WHAT TO WORK ON: Lay out the entries as a numbered list, from the first line through the line containing "bar xyxy=(882,70,914,436)", inclusive. Leave out any blank lines.

>>>>>

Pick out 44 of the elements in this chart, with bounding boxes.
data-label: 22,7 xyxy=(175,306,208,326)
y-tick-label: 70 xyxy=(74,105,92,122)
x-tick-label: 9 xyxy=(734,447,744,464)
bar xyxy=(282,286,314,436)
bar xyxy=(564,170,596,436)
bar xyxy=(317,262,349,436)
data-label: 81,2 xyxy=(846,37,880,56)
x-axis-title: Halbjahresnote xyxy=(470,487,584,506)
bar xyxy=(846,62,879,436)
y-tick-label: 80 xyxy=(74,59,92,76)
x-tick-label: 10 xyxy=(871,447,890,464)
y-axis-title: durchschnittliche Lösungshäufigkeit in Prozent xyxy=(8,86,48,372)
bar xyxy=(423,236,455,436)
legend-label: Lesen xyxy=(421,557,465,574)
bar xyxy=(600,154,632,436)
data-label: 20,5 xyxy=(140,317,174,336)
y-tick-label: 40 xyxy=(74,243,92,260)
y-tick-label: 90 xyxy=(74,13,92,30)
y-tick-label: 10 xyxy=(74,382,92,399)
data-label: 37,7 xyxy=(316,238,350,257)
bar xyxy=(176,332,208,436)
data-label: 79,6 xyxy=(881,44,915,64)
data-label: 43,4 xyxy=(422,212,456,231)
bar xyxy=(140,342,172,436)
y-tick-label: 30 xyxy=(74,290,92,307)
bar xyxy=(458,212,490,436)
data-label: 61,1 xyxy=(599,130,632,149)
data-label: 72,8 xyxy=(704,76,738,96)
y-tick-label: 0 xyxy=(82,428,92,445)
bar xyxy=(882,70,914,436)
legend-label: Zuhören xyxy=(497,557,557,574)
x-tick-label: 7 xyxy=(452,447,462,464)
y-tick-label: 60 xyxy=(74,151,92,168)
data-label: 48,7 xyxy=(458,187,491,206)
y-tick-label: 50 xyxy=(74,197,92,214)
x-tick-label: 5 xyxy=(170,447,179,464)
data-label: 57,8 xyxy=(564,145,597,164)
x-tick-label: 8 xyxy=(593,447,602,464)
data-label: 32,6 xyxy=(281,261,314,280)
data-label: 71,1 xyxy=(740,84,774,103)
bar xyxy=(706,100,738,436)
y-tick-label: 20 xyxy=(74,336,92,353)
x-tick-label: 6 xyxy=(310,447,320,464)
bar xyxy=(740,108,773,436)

<<<<<

SOLUTION FOR THIS EXERCISE:
1. Pick out 44 of the elements in this chart, with bounding boxes.
2. data-label: 22,7 xyxy=(175,306,208,326)
3. y-tick-label: 70 xyxy=(74,105,92,122)
4. x-tick-label: 9 xyxy=(734,447,744,464)
5. bar xyxy=(282,286,314,436)
6. bar xyxy=(564,170,596,436)
7. bar xyxy=(317,262,349,436)
8. data-label: 81,2 xyxy=(846,37,880,56)
9. x-axis-title: Halbjahresnote xyxy=(470,487,584,506)
10. bar xyxy=(846,62,879,436)
11. y-tick-label: 80 xyxy=(74,59,92,76)
12. x-tick-label: 10 xyxy=(871,447,890,464)
13. y-axis-title: durchschnittliche Lösungshäufigkeit in Prozent xyxy=(8,86,48,372)
14. bar xyxy=(423,236,455,436)
15. legend-label: Lesen xyxy=(421,557,465,574)
16. bar xyxy=(600,154,632,436)
17. data-label: 20,5 xyxy=(140,317,174,336)
18. y-tick-label: 40 xyxy=(74,243,92,260)
19. y-tick-label: 90 xyxy=(74,13,92,30)
20. y-tick-label: 10 xyxy=(74,382,92,399)
21. data-label: 37,7 xyxy=(316,238,350,257)
22. bar xyxy=(176,332,208,436)
23. data-label: 79,6 xyxy=(881,44,915,64)
24. data-label: 43,4 xyxy=(422,212,456,231)
25. bar xyxy=(140,342,172,436)
26. y-tick-label: 30 xyxy=(74,290,92,307)
27. bar xyxy=(458,212,490,436)
28. data-label: 61,1 xyxy=(599,130,632,149)
29. data-label: 72,8 xyxy=(704,76,738,96)
30. y-tick-label: 0 xyxy=(82,428,92,445)
31. bar xyxy=(882,70,914,436)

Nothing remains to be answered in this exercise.